Collected data entries
--- Begin ---

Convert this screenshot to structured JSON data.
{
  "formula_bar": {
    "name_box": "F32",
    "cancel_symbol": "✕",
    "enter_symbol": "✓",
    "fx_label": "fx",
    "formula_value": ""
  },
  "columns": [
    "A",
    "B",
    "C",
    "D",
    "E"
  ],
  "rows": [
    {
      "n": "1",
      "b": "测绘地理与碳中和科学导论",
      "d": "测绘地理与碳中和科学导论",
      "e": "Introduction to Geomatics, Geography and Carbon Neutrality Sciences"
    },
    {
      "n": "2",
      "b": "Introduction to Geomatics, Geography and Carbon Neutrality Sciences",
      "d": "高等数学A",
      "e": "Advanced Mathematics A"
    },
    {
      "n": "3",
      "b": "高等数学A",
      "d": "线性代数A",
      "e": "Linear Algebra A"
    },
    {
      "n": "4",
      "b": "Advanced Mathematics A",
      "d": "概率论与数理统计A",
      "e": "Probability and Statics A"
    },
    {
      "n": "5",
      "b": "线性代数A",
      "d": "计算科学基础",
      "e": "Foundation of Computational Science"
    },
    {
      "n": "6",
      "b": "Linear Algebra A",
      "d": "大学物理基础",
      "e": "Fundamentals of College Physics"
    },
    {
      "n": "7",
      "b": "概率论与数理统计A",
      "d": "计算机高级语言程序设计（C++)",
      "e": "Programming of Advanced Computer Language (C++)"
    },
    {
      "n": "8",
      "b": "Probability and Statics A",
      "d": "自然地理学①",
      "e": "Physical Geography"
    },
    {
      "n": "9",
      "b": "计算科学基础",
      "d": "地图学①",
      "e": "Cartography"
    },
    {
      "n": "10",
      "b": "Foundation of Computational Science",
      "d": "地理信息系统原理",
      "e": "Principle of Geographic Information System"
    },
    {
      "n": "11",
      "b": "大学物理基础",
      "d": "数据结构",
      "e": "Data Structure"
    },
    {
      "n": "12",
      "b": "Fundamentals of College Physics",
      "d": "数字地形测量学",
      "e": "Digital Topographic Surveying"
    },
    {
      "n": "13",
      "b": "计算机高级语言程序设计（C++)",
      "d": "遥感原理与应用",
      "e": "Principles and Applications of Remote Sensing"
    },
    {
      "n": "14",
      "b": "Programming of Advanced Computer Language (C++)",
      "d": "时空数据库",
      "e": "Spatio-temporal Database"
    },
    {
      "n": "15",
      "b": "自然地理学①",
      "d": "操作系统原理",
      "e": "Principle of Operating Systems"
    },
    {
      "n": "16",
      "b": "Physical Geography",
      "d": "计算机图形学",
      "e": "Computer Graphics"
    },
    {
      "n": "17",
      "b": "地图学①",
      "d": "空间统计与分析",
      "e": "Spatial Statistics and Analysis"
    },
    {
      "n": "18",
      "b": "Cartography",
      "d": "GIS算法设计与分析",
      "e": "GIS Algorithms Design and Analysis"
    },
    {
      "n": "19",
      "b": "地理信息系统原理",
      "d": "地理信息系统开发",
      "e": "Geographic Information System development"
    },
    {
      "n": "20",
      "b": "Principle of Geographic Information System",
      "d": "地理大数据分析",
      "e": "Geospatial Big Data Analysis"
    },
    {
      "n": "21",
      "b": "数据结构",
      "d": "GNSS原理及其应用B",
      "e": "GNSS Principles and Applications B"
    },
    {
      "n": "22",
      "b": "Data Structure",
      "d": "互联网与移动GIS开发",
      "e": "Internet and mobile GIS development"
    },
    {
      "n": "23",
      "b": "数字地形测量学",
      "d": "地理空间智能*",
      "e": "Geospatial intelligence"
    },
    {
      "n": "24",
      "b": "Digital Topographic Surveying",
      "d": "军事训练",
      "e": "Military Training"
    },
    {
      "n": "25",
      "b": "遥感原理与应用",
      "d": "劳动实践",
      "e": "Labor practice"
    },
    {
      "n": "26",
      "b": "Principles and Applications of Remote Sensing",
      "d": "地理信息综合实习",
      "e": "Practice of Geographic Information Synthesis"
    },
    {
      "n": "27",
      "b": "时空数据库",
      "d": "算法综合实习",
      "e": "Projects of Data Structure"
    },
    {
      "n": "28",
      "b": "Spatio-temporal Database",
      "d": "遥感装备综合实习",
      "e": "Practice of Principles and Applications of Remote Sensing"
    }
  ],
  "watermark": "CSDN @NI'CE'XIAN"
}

--- End ---

STATED TASK: Exactly reproduce every record.

RESPONSE TO THIS TASK:
Convert this screenshot to structured JSON data.
{
  "formula_bar": {
    "name_box": "F32",
    "cancel_symbol": "✕",
    "enter_symbol": "✓",
    "fx_label": "fx",
    "formula_value": ""
  },
  "columns": [
    "A",
    "B",
    "C",
    "D",
    "E"
  ],
  "rows": [
    {
      "n": "1",
      "b": "测绘地理与碳中和科学导论",
      "d": "测绘地理与碳中和科学导论",
      "e": "Introduction to Geomatics, Geography and Carbon Neutrality Sciences"
    },
    {
      "n": "2",
      "b": "Introduction to Geomatics, Geography and Carbon Neutrality Sciences",
      "d": "高等数学A",
      "e": "Advanced Mathematics A"
    },
    {
      "n": "3",
      "b": "高等数学A",
      "d": "线性代数A",
      "e": "Linear Algebra A"
    },
    {
      "n": "4",
      "b": "Advanced Mathematics A",
      "d": "概率论与数理统计A",
      "e": "Probability and Statics A"
    },
    {
      "n": "5",
      "b": "线性代数A",
      "d": "计算科学基础",
      "e": "Foundation of Computational Science"
    },
    {
      "n": "6",
      "b": "Linear Algebra A",
      "d": "大学物理基础",
      "e": "Fundamentals of College Physics"
    },
    {
      "n": "7",
      "b": "概率论与数理统计A",
      "d": "计算机高级语言程序设计（C++)",
      "e": "Programming of Advanced Computer Language (C++)"
    },
    {
      "n": "8",
      "b": "Probability and Statics A",
      "d": "自然地理学①",
      "e": "Physical Geography"
    },
    {
      "n": "9",
      "b": "计算科学基础",
      "d": "地图学①",
      "e": "Cartography"
    },
    {
      "n": "10",
      "b": "Foundation of Computational Science",
      "d": "地理信息系统原理",
      "e": "Principle of Geographic Information System"
    },
    {
      "n": "11",
      "b": "大学物理基础",
      "d": "数据结构",
      "e": "Data Structure"
    },
    {
      "n": "12",
      "b": "Fundamentals of College Physics",
      "d": "数字地形测量学",
      "e": "Digital Topographic Surveying"
    },
    {
      "n": "13",
      "b": "计算机高级语言程序设计（C++)",
      "d": "遥感原理与应用",
      "e": "Principles and Applications of Remote Sensing"
    },
    {
      "n": "14",
      "b": "Programming of Advanced Computer Language (C++)",
      "d": "时空数据库",
      "e": "Spatio-temporal Database"
    },
    {
      "n": "15",
      "b": "自然地理学①",
      "d": "操作系统原理",
      "e": "Principle of Operating Systems"
    },
    {
      "n": "16",
      "b": "Physical Geography",
      "d": "计算机图形学",
      "e": "Computer Graphics"
    },
    {
      "n": "17",
      "b": "地图学①",
      "d": "空间统计与分析",
      "e": "Spatial Statistics and Analysis"
    },
    {
      "n": "18",
      "b": "Cartography",
      "d": "GIS算法设计与分析",
      "e": "GIS Algorithms Design and Analysis"
    },
    {
      "n": "19",
      "b": "地理信息系统原理",
      "d": "地理信息系统开发",
      "e": "Geographic Information System development"
    },
    {
      "n": "20",
      "b": "Principle of Geographic Information System",
      "d": "地理大数据分析",
      "e": "Geospatial Big Data Analysis"
    },
    {
      "n": "21",
      "b": "数据结构",
      "d": "GNSS原理及其应用B",
      "e": "GNSS Principles and Applications B"
    },
    {
      "n": "22",
      "b": "Data Structure",
      "d": "互联网与移动GIS开发",
      "e": "Internet and mobile GIS development"
    },
    {
      "n": "23",
      "b": "数字地形测量学",
      "d": "地理空间智能*",
      "e": "Geospatial intelligence"
    },
    {
      "n": "24",
      "b": "Digital Topographic Surveying",
      "d": "军事训练",
      "e": "Military Training"
    },
    {
      "n": "25",
      "b": "遥感原理与应用",
      "d": "劳动实践",
      "e": "Labor practice"
    },
    {
      "n": "26",
      "b": "Principles and Applications of Remote Sensing",
      "d": "地理信息综合实习",
      "e": "Practice of Geographic Information Synthesis"
    },
    {
      "n": "27",
      "b": "时空数据库",
      "d": "算法综合实习",
      "e": "Projects of Data Structure"
    },
    {
      "n": "28",
      "b": "Spatio-temporal Database",
      "d": "遥感装备综合实习",
      "e": "Practice of Principles and Applications of Remote Sensing"
    }
  ],
  "watermark": "CSDN @NI'CE'XIAN"
}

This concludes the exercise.